Could you reproduce every one of the rows below word for word, without changing a single character?

____ EXERCISE INPUT

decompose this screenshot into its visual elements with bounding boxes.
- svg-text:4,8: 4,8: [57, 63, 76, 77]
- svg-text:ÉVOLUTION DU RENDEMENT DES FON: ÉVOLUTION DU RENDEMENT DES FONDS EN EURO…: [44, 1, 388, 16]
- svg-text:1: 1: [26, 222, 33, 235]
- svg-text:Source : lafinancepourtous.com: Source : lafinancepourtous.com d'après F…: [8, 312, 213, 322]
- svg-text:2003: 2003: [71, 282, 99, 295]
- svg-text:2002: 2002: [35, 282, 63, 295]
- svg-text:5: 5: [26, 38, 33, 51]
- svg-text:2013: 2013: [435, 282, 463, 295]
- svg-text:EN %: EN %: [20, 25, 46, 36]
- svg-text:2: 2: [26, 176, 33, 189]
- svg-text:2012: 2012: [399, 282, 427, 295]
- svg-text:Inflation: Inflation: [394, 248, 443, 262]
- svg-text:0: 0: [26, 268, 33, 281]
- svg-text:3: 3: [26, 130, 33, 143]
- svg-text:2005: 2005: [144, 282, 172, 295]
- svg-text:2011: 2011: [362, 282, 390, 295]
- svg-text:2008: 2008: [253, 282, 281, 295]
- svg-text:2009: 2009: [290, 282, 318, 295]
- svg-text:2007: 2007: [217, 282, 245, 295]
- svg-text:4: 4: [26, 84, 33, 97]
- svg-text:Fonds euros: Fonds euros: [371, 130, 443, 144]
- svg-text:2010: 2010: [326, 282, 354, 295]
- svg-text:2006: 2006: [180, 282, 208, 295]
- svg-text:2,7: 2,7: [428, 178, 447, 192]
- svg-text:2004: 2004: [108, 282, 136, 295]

________

THE RESPONSE:
decompose this screenshot into its visual elements with bounding boxes.
- svg-text:4,8: 4,8: [57, 63, 76, 77]
- svg-text:ÉVOLUTION DU RENDEMENT DES FON: ÉVOLUTION DU RENDEMENT DES FONDS EN EURO…: [44, 1, 388, 16]
- svg-text:1: 1: [26, 222, 33, 235]
- svg-text:Source : lafinancepourtous.com: Source : lafinancepourtous.com d'après F…: [8, 312, 213, 322]
- svg-text:2003: 2003: [71, 282, 99, 295]
- svg-text:2002: 2002: [35, 282, 63, 295]
- svg-text:5: 5: [26, 38, 33, 51]
- svg-text:2013: 2013: [435, 282, 463, 295]
- svg-text:EN %: EN %: [20, 25, 46, 36]
- svg-text:2: 2: [26, 176, 33, 189]
- svg-text:2012: 2012: [399, 282, 427, 295]
- svg-text:Inflation: Inflation: [394, 248, 443, 262]
- svg-text:0: 0: [26, 268, 33, 281]
- svg-text:3: 3: [26, 130, 33, 143]
- svg-text:2005: 2005: [144, 282, 172, 295]
- svg-text:2011: 2011: [362, 282, 390, 295]
- svg-text:2008: 2008: [253, 282, 281, 295]
- svg-text:2009: 2009: [290, 282, 318, 295]
- svg-text:2007: 2007: [217, 282, 245, 295]
- svg-text:4: 4: [26, 84, 33, 97]
- svg-text:Fonds euros: Fonds euros: [371, 130, 443, 144]
- svg-text:2010: 2010: [326, 282, 354, 295]
- svg-text:2006: 2006: [180, 282, 208, 295]
- svg-text:2,7: 2,7: [428, 178, 447, 192]
- svg-text:2004: 2004: [108, 282, 136, 295]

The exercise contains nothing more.